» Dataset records
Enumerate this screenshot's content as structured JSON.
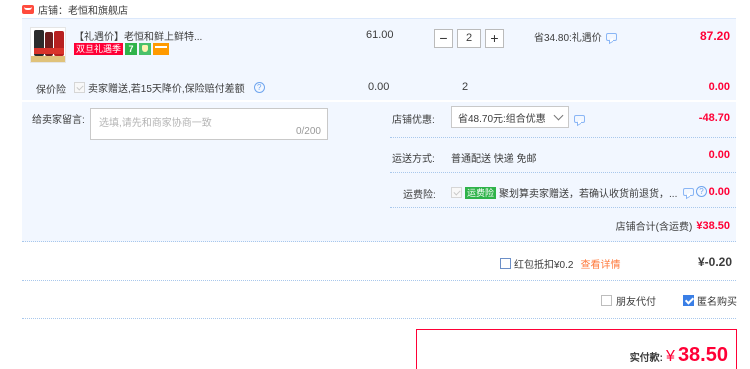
{
  "shop": {
    "label": "店铺：老恒和旗舰店"
  },
  "item": {
    "title": "【礼遇价】老恒和鲜上鲜特...",
    "tags": [
      "双旦礼遇季",
      "7",
      "",
      ""
    ],
    "unit_price": "61.00",
    "quantity": "2",
    "minus": "−",
    "plus": "+",
    "discount": "省34.80:礼遇价",
    "subtotal": "87.20"
  },
  "insurance": {
    "label": "保价险",
    "desc": "卖家赠送,若15天降价,保险赔付差额",
    "price": "0.00",
    "qty": "2",
    "total": "0.00"
  },
  "message": {
    "label": "给卖家留言:",
    "placeholder": "选填,请先和商家协商一致",
    "counter": "0/200"
  },
  "shop_discount": {
    "label": "店铺优惠:",
    "value": "省48.70元:组合优惠",
    "amount": "-48.70"
  },
  "shipping": {
    "label": "运送方式:",
    "value": "普通配送 快递 免邮",
    "amount": "0.00"
  },
  "freight_insurance": {
    "label": "运费险:",
    "badge": "运费险",
    "desc": "聚划算卖家赠送，若确认收货前退货，...",
    "amount": "0.00"
  },
  "shop_total": {
    "label": "店铺合计(含运费)",
    "amount": "¥38.50"
  },
  "red_packet": {
    "label": "红包抵扣¥0.2",
    "link": "查看详情",
    "amount": "¥-0.20"
  },
  "options": {
    "friend_pay": "朋友代付",
    "anonymous": "匿名购买"
  },
  "payment": {
    "label": "实付款:",
    "currency": "¥",
    "amount": "38.50"
  },
  "colors": {
    "accent_red": "#ff0036",
    "link_blue": "#3c9cff",
    "section_bg": "#f2f7ff"
  }
}
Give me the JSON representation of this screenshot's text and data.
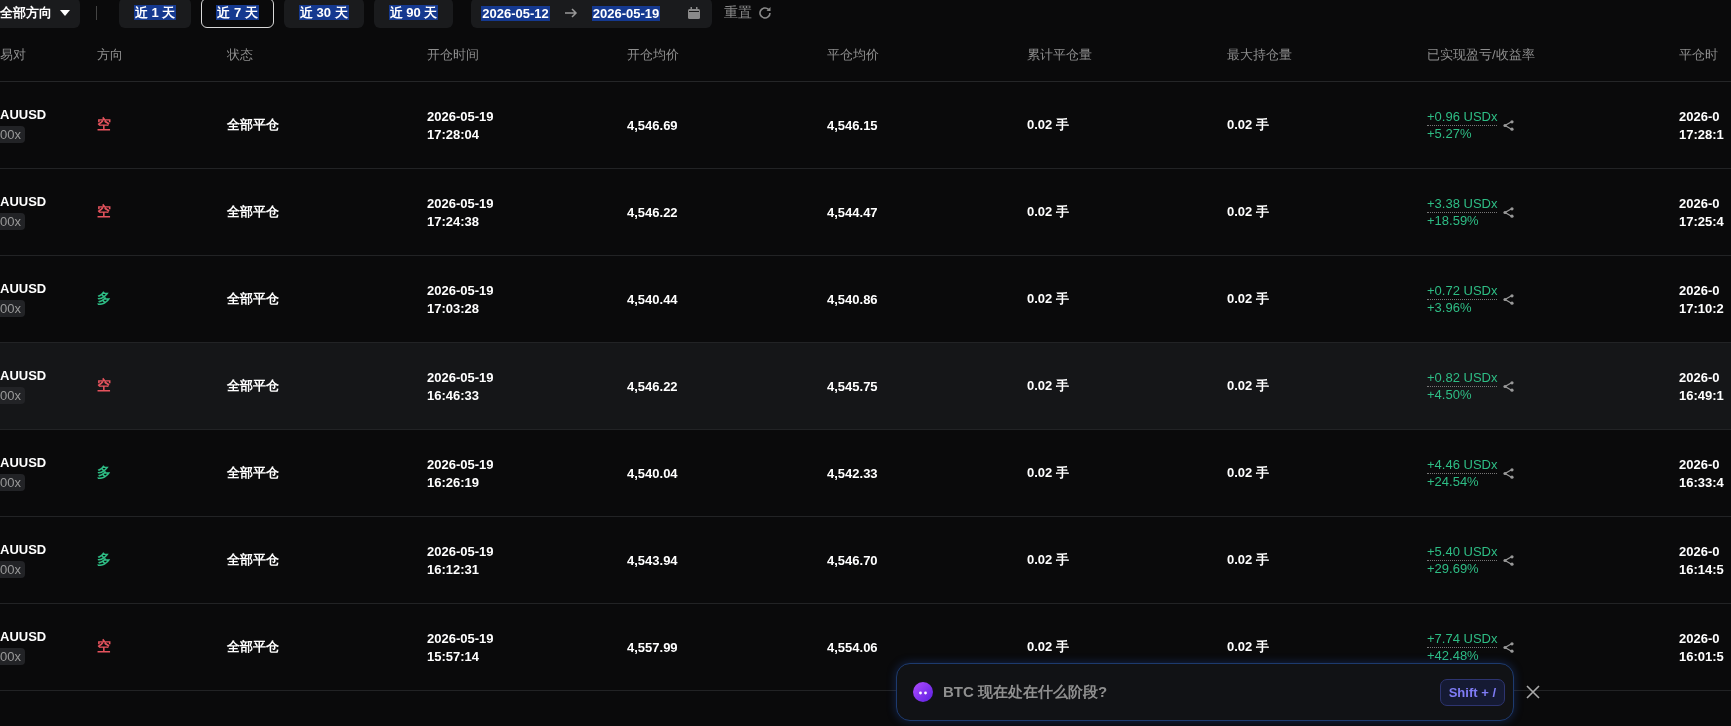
{
  "toolbar": {
    "direction_filter": "全部方向",
    "ranges": [
      {
        "label": "近 1 天",
        "selected": false
      },
      {
        "label": "近 7 天",
        "selected": true
      },
      {
        "label": "近 30 天",
        "selected": false
      },
      {
        "label": "近 90 天",
        "selected": false
      }
    ],
    "date_start": "2026-05-12",
    "date_end": "2026-05-19",
    "reset": "重置"
  },
  "table": {
    "columns": [
      "易对",
      "方向",
      "状态",
      "开仓时间",
      "开仓均价",
      "平仓均价",
      "累计平仓量",
      "最大持仓量",
      "已实现盈亏/收益率",
      "平仓时"
    ],
    "rows": [
      {
        "pair": "AUUSD",
        "leverage": "00x",
        "direction": "空",
        "color": "#e4535d",
        "status": "全部平仓",
        "open_date": "2026-05-19",
        "open_time": "17:28:04",
        "open_price": "4,546.69",
        "close_price": "4,546.15",
        "closed_qty": "0.02 手",
        "max_qty": "0.02 手",
        "pnl": "+0.96 USDx",
        "pnl_rate": "+5.27%",
        "close_date": "2026-0",
        "close_time": "17:28:1",
        "hovered": false
      },
      {
        "pair": "AUUSD",
        "leverage": "00x",
        "direction": "空",
        "color": "#e4535d",
        "status": "全部平仓",
        "open_date": "2026-05-19",
        "open_time": "17:24:38",
        "open_price": "4,546.22",
        "close_price": "4,544.47",
        "closed_qty": "0.02 手",
        "max_qty": "0.02 手",
        "pnl": "+3.38 USDx",
        "pnl_rate": "+18.59%",
        "close_date": "2026-0",
        "close_time": "17:25:4",
        "hovered": false
      },
      {
        "pair": "AUUSD",
        "leverage": "00x",
        "direction": "多",
        "color": "#2ebd85",
        "status": "全部平仓",
        "open_date": "2026-05-19",
        "open_time": "17:03:28",
        "open_price": "4,540.44",
        "close_price": "4,540.86",
        "closed_qty": "0.02 手",
        "max_qty": "0.02 手",
        "pnl": "+0.72 USDx",
        "pnl_rate": "+3.96%",
        "close_date": "2026-0",
        "close_time": "17:10:2",
        "hovered": false
      },
      {
        "pair": "AUUSD",
        "leverage": "00x",
        "direction": "空",
        "color": "#e4535d",
        "status": "全部平仓",
        "open_date": "2026-05-19",
        "open_time": "16:46:33",
        "open_price": "4,546.22",
        "close_price": "4,545.75",
        "closed_qty": "0.02 手",
        "max_qty": "0.02 手",
        "pnl": "+0.82 USDx",
        "pnl_rate": "+4.50%",
        "close_date": "2026-0",
        "close_time": "16:49:1",
        "hovered": true
      },
      {
        "pair": "AUUSD",
        "leverage": "00x",
        "direction": "多",
        "color": "#2ebd85",
        "status": "全部平仓",
        "open_date": "2026-05-19",
        "open_time": "16:26:19",
        "open_price": "4,540.04",
        "close_price": "4,542.33",
        "closed_qty": "0.02 手",
        "max_qty": "0.02 手",
        "pnl": "+4.46 USDx",
        "pnl_rate": "+24.54%",
        "close_date": "2026-0",
        "close_time": "16:33:4",
        "hovered": false
      },
      {
        "pair": "AUUSD",
        "leverage": "00x",
        "direction": "多",
        "color": "#2ebd85",
        "status": "全部平仓",
        "open_date": "2026-05-19",
        "open_time": "16:12:31",
        "open_price": "4,543.94",
        "close_price": "4,546.70",
        "closed_qty": "0.02 手",
        "max_qty": "0.02 手",
        "pnl": "+5.40 USDx",
        "pnl_rate": "+29.69%",
        "close_date": "2026-0",
        "close_time": "16:14:5",
        "hovered": false
      },
      {
        "pair": "AUUSD",
        "leverage": "00x",
        "direction": "空",
        "color": "#e4535d",
        "status": "全部平仓",
        "open_date": "2026-05-19",
        "open_time": "15:57:14",
        "open_price": "4,557.99",
        "close_price": "4,554.06",
        "closed_qty": "0.02 手",
        "max_qty": "0.02 手",
        "pnl": "+7.74 USDx",
        "pnl_rate": "+42.48%",
        "close_date": "2026-0",
        "close_time": "16:01:5",
        "hovered": false
      }
    ]
  },
  "assistant_bar": {
    "prompt": "BTC 现在处在什么阶段?",
    "shortcut": "Shift + /"
  }
}
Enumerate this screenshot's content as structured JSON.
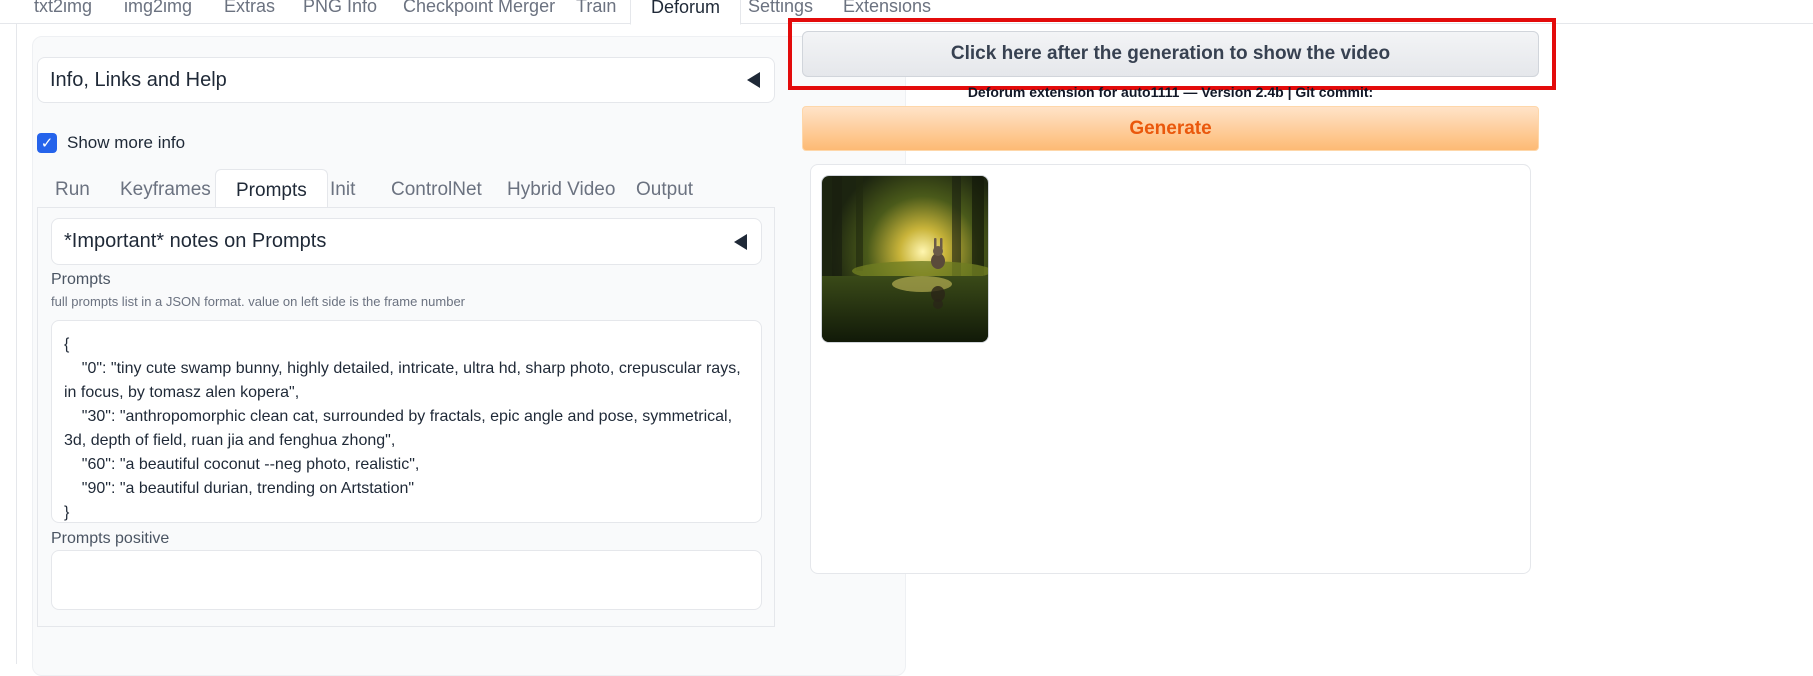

» WHAT IS REQUIRED
Pick out the lines that include the word "desc" and write them out.

» RESPONSE
    "desc": "卖家赠送,若15天降价,保险赔付差额",
    "desc": "聚划算卖家赠送，若确认收货前退货，...",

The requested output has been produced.